Task statement:
Pictures aside, repeat every entry exactly.

start

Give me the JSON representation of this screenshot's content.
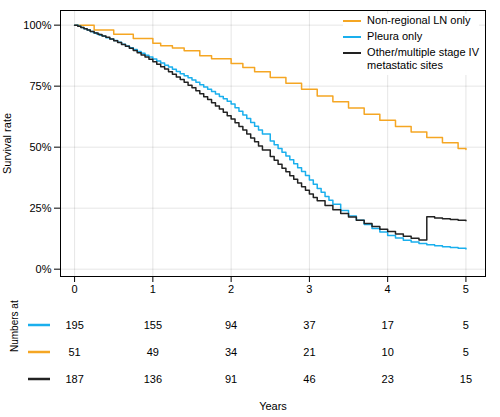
{
  "chart_data": {
    "type": "step",
    "ylabel": "Survival rate",
    "xlabel": "Years",
    "xlim": [
      -0.18,
      5.25
    ],
    "ylim": [
      -0.03,
      1.06
    ],
    "xticks": [
      0,
      1,
      2,
      3,
      4,
      5
    ],
    "yticks": [
      {
        "value": 0.0,
        "label": "0%"
      },
      {
        "value": 0.25,
        "label": "25%"
      },
      {
        "value": 0.5,
        "label": "50%"
      },
      {
        "value": 0.75,
        "label": "75%"
      },
      {
        "value": 1.0,
        "label": "100%"
      }
    ],
    "grid": true,
    "legend": "upper right",
    "annotations": [
      "Numbers at risk"
    ],
    "series": [
      {
        "name": "Non-regional LN only",
        "color": "#F5A623",
        "x": [
          0,
          0.25,
          0.5,
          0.75,
          1.0,
          1.1,
          1.25,
          1.4,
          1.6,
          1.75,
          2.0,
          2.15,
          2.3,
          2.5,
          2.7,
          2.9,
          3.1,
          3.3,
          3.5,
          3.7,
          3.9,
          4.1,
          4.3,
          4.5,
          4.7,
          4.9,
          5.0
        ],
        "values": [
          1.0,
          0.98,
          0.963,
          0.945,
          0.926,
          0.916,
          0.906,
          0.895,
          0.875,
          0.862,
          0.843,
          0.826,
          0.809,
          0.785,
          0.762,
          0.737,
          0.71,
          0.686,
          0.66,
          0.635,
          0.61,
          0.585,
          0.562,
          0.54,
          0.518,
          0.495,
          0.49
        ]
      },
      {
        "name": "Pleura only",
        "color": "#1AAFED",
        "x": [
          0,
          0.05,
          0.08,
          0.12,
          0.16,
          0.2,
          0.24,
          0.28,
          0.32,
          0.36,
          0.4,
          0.45,
          0.5,
          0.55,
          0.6,
          0.65,
          0.7,
          0.75,
          0.8,
          0.85,
          0.9,
          0.95,
          1.0,
          1.05,
          1.1,
          1.15,
          1.2,
          1.25,
          1.3,
          1.35,
          1.4,
          1.45,
          1.5,
          1.55,
          1.6,
          1.65,
          1.7,
          1.75,
          1.8,
          1.85,
          1.9,
          1.95,
          2.0,
          2.05,
          2.1,
          2.15,
          2.2,
          2.25,
          2.3,
          2.35,
          2.4,
          2.5,
          2.55,
          2.6,
          2.65,
          2.7,
          2.75,
          2.8,
          2.85,
          2.9,
          2.95,
          3.0,
          3.05,
          3.1,
          3.15,
          3.2,
          3.25,
          3.3,
          3.4,
          3.5,
          3.6,
          3.7,
          3.8,
          3.9,
          4.0,
          4.1,
          4.2,
          4.3,
          4.4,
          4.5,
          4.6,
          4.7,
          4.8,
          4.9,
          5.0
        ],
        "values": [
          1.0,
          0.995,
          0.99,
          0.985,
          0.98,
          0.974,
          0.969,
          0.964,
          0.959,
          0.954,
          0.948,
          0.943,
          0.937,
          0.93,
          0.922,
          0.915,
          0.907,
          0.9,
          0.892,
          0.885,
          0.877,
          0.869,
          0.861,
          0.853,
          0.845,
          0.836,
          0.828,
          0.819,
          0.81,
          0.801,
          0.793,
          0.784,
          0.775,
          0.766,
          0.756,
          0.747,
          0.737,
          0.728,
          0.718,
          0.708,
          0.698,
          0.688,
          0.677,
          0.662,
          0.647,
          0.632,
          0.617,
          0.601,
          0.586,
          0.57,
          0.554,
          0.525,
          0.51,
          0.495,
          0.479,
          0.464,
          0.448,
          0.432,
          0.416,
          0.4,
          0.384,
          0.365,
          0.348,
          0.331,
          0.315,
          0.298,
          0.282,
          0.266,
          0.24,
          0.218,
          0.2,
          0.183,
          0.167,
          0.152,
          0.138,
          0.128,
          0.119,
          0.111,
          0.105,
          0.1,
          0.096,
          0.092,
          0.089,
          0.086,
          0.083
        ]
      },
      {
        "name": "Other/multiple stage IV\nmetastatic sites",
        "color": "#222222",
        "x": [
          0,
          0.04,
          0.08,
          0.12,
          0.16,
          0.2,
          0.25,
          0.3,
          0.35,
          0.4,
          0.45,
          0.5,
          0.55,
          0.6,
          0.65,
          0.7,
          0.75,
          0.8,
          0.85,
          0.9,
          0.95,
          1.0,
          1.05,
          1.1,
          1.15,
          1.2,
          1.25,
          1.3,
          1.35,
          1.4,
          1.45,
          1.5,
          1.55,
          1.6,
          1.65,
          1.7,
          1.75,
          1.8,
          1.85,
          1.9,
          1.95,
          2.0,
          2.05,
          2.1,
          2.15,
          2.2,
          2.25,
          2.3,
          2.35,
          2.4,
          2.5,
          2.55,
          2.6,
          2.65,
          2.7,
          2.75,
          2.8,
          2.85,
          2.9,
          2.95,
          3.0,
          3.05,
          3.1,
          3.2,
          3.3,
          3.4,
          3.5,
          3.6,
          3.7,
          3.8,
          3.9,
          4.0,
          4.1,
          4.2,
          4.3,
          4.4,
          4.5,
          4.6,
          4.7,
          4.8,
          4.9,
          5.0
        ],
        "values": [
          1.0,
          0.995,
          0.99,
          0.985,
          0.98,
          0.974,
          0.968,
          0.962,
          0.956,
          0.95,
          0.943,
          0.936,
          0.929,
          0.921,
          0.913,
          0.905,
          0.896,
          0.887,
          0.878,
          0.869,
          0.86,
          0.85,
          0.84,
          0.83,
          0.82,
          0.809,
          0.799,
          0.788,
          0.777,
          0.766,
          0.754,
          0.743,
          0.731,
          0.719,
          0.707,
          0.695,
          0.682,
          0.669,
          0.656,
          0.643,
          0.629,
          0.615,
          0.6,
          0.585,
          0.57,
          0.554,
          0.538,
          0.522,
          0.505,
          0.488,
          0.462,
          0.446,
          0.43,
          0.414,
          0.399,
          0.383,
          0.368,
          0.353,
          0.338,
          0.323,
          0.308,
          0.294,
          0.28,
          0.261,
          0.244,
          0.228,
          0.214,
          0.2,
          0.187,
          0.175,
          0.164,
          0.154,
          0.144,
          0.135,
          0.127,
          0.12,
          0.215,
          0.21,
          0.207,
          0.204,
          0.2,
          0.198
        ]
      }
    ],
    "numbers_at_risk": [
      {
        "name": "Pleura only",
        "values": [
          195,
          155,
          94,
          37,
          17,
          5
        ]
      },
      {
        "name": "Non-regional LN only",
        "values": [
          51,
          49,
          34,
          21,
          10,
          5
        ]
      },
      {
        "name": "Other/multiple stage IV\nmetastatic sites",
        "values": [
          187,
          136,
          91,
          46,
          23,
          15
        ]
      }
    ]
  }
}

end

Task output:
Give me the JSON representation of this screenshot's content.
{
  "chart_data": {
    "type": "step",
    "ylabel": "Survival rate",
    "xlabel": "Years",
    "xlim": [
      -0.18,
      5.25
    ],
    "ylim": [
      -0.03,
      1.06
    ],
    "xticks": [
      0,
      1,
      2,
      3,
      4,
      5
    ],
    "yticks": [
      {
        "value": 0.0,
        "label": "0%"
      },
      {
        "value": 0.25,
        "label": "25%"
      },
      {
        "value": 0.5,
        "label": "50%"
      },
      {
        "value": 0.75,
        "label": "75%"
      },
      {
        "value": 1.0,
        "label": "100%"
      }
    ],
    "grid": true,
    "legend": "upper right",
    "annotations": [
      "Numbers at risk"
    ],
    "series": [
      {
        "name": "Non-regional LN only",
        "color": "#F5A623",
        "x": [
          0,
          0.25,
          0.5,
          0.75,
          1.0,
          1.1,
          1.25,
          1.4,
          1.6,
          1.75,
          2.0,
          2.15,
          2.3,
          2.5,
          2.7,
          2.9,
          3.1,
          3.3,
          3.5,
          3.7,
          3.9,
          4.1,
          4.3,
          4.5,
          4.7,
          4.9,
          5.0
        ],
        "values": [
          1.0,
          0.98,
          0.963,
          0.945,
          0.926,
          0.916,
          0.906,
          0.895,
          0.875,
          0.862,
          0.843,
          0.826,
          0.809,
          0.785,
          0.762,
          0.737,
          0.71,
          0.686,
          0.66,
          0.635,
          0.61,
          0.585,
          0.562,
          0.54,
          0.518,
          0.495,
          0.49
        ]
      },
      {
        "name": "Pleura only",
        "color": "#1AAFED",
        "x": [
          0,
          0.05,
          0.08,
          0.12,
          0.16,
          0.2,
          0.24,
          0.28,
          0.32,
          0.36,
          0.4,
          0.45,
          0.5,
          0.55,
          0.6,
          0.65,
          0.7,
          0.75,
          0.8,
          0.85,
          0.9,
          0.95,
          1.0,
          1.05,
          1.1,
          1.15,
          1.2,
          1.25,
          1.3,
          1.35,
          1.4,
          1.45,
          1.5,
          1.55,
          1.6,
          1.65,
          1.7,
          1.75,
          1.8,
          1.85,
          1.9,
          1.95,
          2.0,
          2.05,
          2.1,
          2.15,
          2.2,
          2.25,
          2.3,
          2.35,
          2.4,
          2.5,
          2.55,
          2.6,
          2.65,
          2.7,
          2.75,
          2.8,
          2.85,
          2.9,
          2.95,
          3.0,
          3.05,
          3.1,
          3.15,
          3.2,
          3.25,
          3.3,
          3.4,
          3.5,
          3.6,
          3.7,
          3.8,
          3.9,
          4.0,
          4.1,
          4.2,
          4.3,
          4.4,
          4.5,
          4.6,
          4.7,
          4.8,
          4.9,
          5.0
        ],
        "values": [
          1.0,
          0.995,
          0.99,
          0.985,
          0.98,
          0.974,
          0.969,
          0.964,
          0.959,
          0.954,
          0.948,
          0.943,
          0.937,
          0.93,
          0.922,
          0.915,
          0.907,
          0.9,
          0.892,
          0.885,
          0.877,
          0.869,
          0.861,
          0.853,
          0.845,
          0.836,
          0.828,
          0.819,
          0.81,
          0.801,
          0.793,
          0.784,
          0.775,
          0.766,
          0.756,
          0.747,
          0.737,
          0.728,
          0.718,
          0.708,
          0.698,
          0.688,
          0.677,
          0.662,
          0.647,
          0.632,
          0.617,
          0.601,
          0.586,
          0.57,
          0.554,
          0.525,
          0.51,
          0.495,
          0.479,
          0.464,
          0.448,
          0.432,
          0.416,
          0.4,
          0.384,
          0.365,
          0.348,
          0.331,
          0.315,
          0.298,
          0.282,
          0.266,
          0.24,
          0.218,
          0.2,
          0.183,
          0.167,
          0.152,
          0.138,
          0.128,
          0.119,
          0.111,
          0.105,
          0.1,
          0.096,
          0.092,
          0.089,
          0.086,
          0.083
        ]
      },
      {
        "name": "Other/multiple stage IV\nmetastatic sites",
        "color": "#222222",
        "x": [
          0,
          0.04,
          0.08,
          0.12,
          0.16,
          0.2,
          0.25,
          0.3,
          0.35,
          0.4,
          0.45,
          0.5,
          0.55,
          0.6,
          0.65,
          0.7,
          0.75,
          0.8,
          0.85,
          0.9,
          0.95,
          1.0,
          1.05,
          1.1,
          1.15,
          1.2,
          1.25,
          1.3,
          1.35,
          1.4,
          1.45,
          1.5,
          1.55,
          1.6,
          1.65,
          1.7,
          1.75,
          1.8,
          1.85,
          1.9,
          1.95,
          2.0,
          2.05,
          2.1,
          2.15,
          2.2,
          2.25,
          2.3,
          2.35,
          2.4,
          2.5,
          2.55,
          2.6,
          2.65,
          2.7,
          2.75,
          2.8,
          2.85,
          2.9,
          2.95,
          3.0,
          3.05,
          3.1,
          3.2,
          3.3,
          3.4,
          3.5,
          3.6,
          3.7,
          3.8,
          3.9,
          4.0,
          4.1,
          4.2,
          4.3,
          4.4,
          4.5,
          4.6,
          4.7,
          4.8,
          4.9,
          5.0
        ],
        "values": [
          1.0,
          0.995,
          0.99,
          0.985,
          0.98,
          0.974,
          0.968,
          0.962,
          0.956,
          0.95,
          0.943,
          0.936,
          0.929,
          0.921,
          0.913,
          0.905,
          0.896,
          0.887,
          0.878,
          0.869,
          0.86,
          0.85,
          0.84,
          0.83,
          0.82,
          0.809,
          0.799,
          0.788,
          0.777,
          0.766,
          0.754,
          0.743,
          0.731,
          0.719,
          0.707,
          0.695,
          0.682,
          0.669,
          0.656,
          0.643,
          0.629,
          0.615,
          0.6,
          0.585,
          0.57,
          0.554,
          0.538,
          0.522,
          0.505,
          0.488,
          0.462,
          0.446,
          0.43,
          0.414,
          0.399,
          0.383,
          0.368,
          0.353,
          0.338,
          0.323,
          0.308,
          0.294,
          0.28,
          0.261,
          0.244,
          0.228,
          0.214,
          0.2,
          0.187,
          0.175,
          0.164,
          0.154,
          0.144,
          0.135,
          0.127,
          0.12,
          0.215,
          0.21,
          0.207,
          0.204,
          0.2,
          0.198
        ]
      }
    ],
    "numbers_at_risk": [
      {
        "name": "Pleura only",
        "values": [
          195,
          155,
          94,
          37,
          17,
          5
        ]
      },
      {
        "name": "Non-regional LN only",
        "values": [
          51,
          49,
          34,
          21,
          10,
          5
        ]
      },
      {
        "name": "Other/multiple stage IV\nmetastatic sites",
        "values": [
          187,
          136,
          91,
          46,
          23,
          15
        ]
      }
    ]
  }
}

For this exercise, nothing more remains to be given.